_Set problem_.
State the number of lines that include the string "七吃薄荷", and write nothing else.

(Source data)
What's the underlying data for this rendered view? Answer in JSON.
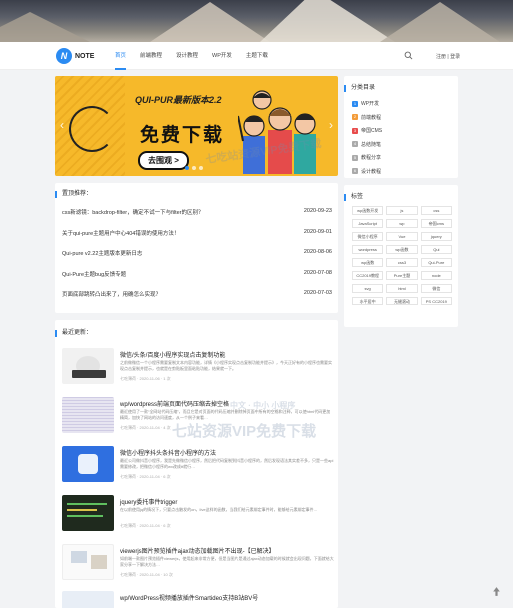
{
  "nav": {
    "logo_letter": "N",
    "logo_text": "NOTE",
    "menu": [
      "首页",
      "前端教程",
      "设计教程",
      "WP开发",
      "主题下载"
    ],
    "login": "注册 | 登录"
  },
  "banner": {
    "title": "QUI-PUR最新版本2.2",
    "headline": "免费下载",
    "button": "去围观 >",
    "arrow_left": "‹",
    "arrow_right": "›"
  },
  "pinned": {
    "title": "置顶推荐：",
    "items": [
      {
        "title": "css新滤镜：backdrop-filter，确定不试一下与filter的区别？",
        "date": "2020-09-23"
      },
      {
        "title": "关于qui-pure主题用户中心404错误的使用方法！",
        "date": "2020-09-01"
      },
      {
        "title": "Qui-pure v2.22主题版本更新日志",
        "date": "2020-08-06"
      },
      {
        "title": "Qui-Pure主题bug反馈专题",
        "date": "2020-07-08"
      },
      {
        "title": "页面底部跳转凸出来了，用确怎么实现？",
        "date": "2020-07-03"
      }
    ]
  },
  "latest": {
    "title": "最近更新：",
    "posts": [
      {
        "title": "微信/头条/百度小程序实现点击复制功能",
        "excerpt": "之前做微信一个小程序需要复制文本内容功能，详情《小程序实现点击复制功能并提示》，今天正好有的小程序也需要实现点击复制并提示，也就是在剪贴板里面粘贴功能，结果就一下。",
        "meta": "七吃薄荷 · 2020-11-06 · 1 次"
      },
      {
        "title": "wp/wordpress前端页面代码压缩去掉空格",
        "excerpt": "最近使用了一款“全网站代码压缩”，而且它是对页面的代码压缩并删除掉页面中所有的空格和注释，可以使html代码更加精简，加快了网站的访问速度，从一个例子来看…",
        "meta": "七吃薄荷 · 2020-11-04 · 4 次"
      },
      {
        "title": "微信小程序抖头条抖音小程序的方法",
        "excerpt": "最近公司做抖音小程序，我是先做微信小程序，然后把代码复制到抖音小程序的，然后发现语法其实差不多，只是一些api需要修改，把微信小程序的wx改成tt就行…",
        "meta": "七吃薄荷 · 2020-11-04 · 6 次"
      },
      {
        "title": "jquery委托事件trigger",
        "excerpt": "在以前使用jq的情况下，只要点击触发的on，live这样的函数，当我们给元素绑定事件时，能够给元素绑定事件…",
        "meta": "七吃薄荷 · 2020-11-04 · 6 次"
      },
      {
        "title": "viewerjs图片预览插件ajax动态加载图片不出现-【已解决】",
        "excerpt": "如前端一款图片预览插件viewerjs，使用起来非常方便，但是当图片是通过ajax动态加载的时候就会出现问题，下面就给大家分享一下解决方法…",
        "meta": "七吃薄荷 · 2020-11-04 · 10 次"
      },
      {
        "title": "wp/WordPress视频播放插件Smartideo支持B站BV号"
      }
    ]
  },
  "categories": {
    "title": "分类目录",
    "items": [
      {
        "num": "1",
        "label": "WP开发",
        "color": "#2b8bf2"
      },
      {
        "num": "2",
        "label": "前端教程",
        "color": "#f39c3a"
      },
      {
        "num": "3",
        "label": "帝国CMS",
        "color": "#e84c4c"
      },
      {
        "num": "4",
        "label": "总结随笔",
        "color": "#aaaaaa"
      },
      {
        "num": "5",
        "label": "教程分享",
        "color": "#aaaaaa"
      },
      {
        "num": "6",
        "label": "设计教程",
        "color": "#aaaaaa"
      }
    ]
  },
  "tags": {
    "title": "标签",
    "items": [
      "wp函数开发",
      "js",
      "css",
      "JavaScript",
      "wp",
      "帝国cms",
      "微信小程序",
      "Vue",
      "jquery",
      "wordpress",
      "wp函数",
      "Qui",
      "wp函数",
      "css3",
      "Qui-Pure",
      "CC2019教程",
      "Pure主题",
      "node",
      "svg",
      "html",
      "微信",
      "水平居中",
      "无缝滚动",
      "PS CC2019"
    ]
  },
  "watermark": {
    "line1": "七吃站资源VIP免费下载",
    "line2": "中文 · 中小 小程序",
    "line3": "七站资源VIP免费下载"
  }
}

_Solution for this problem_.
5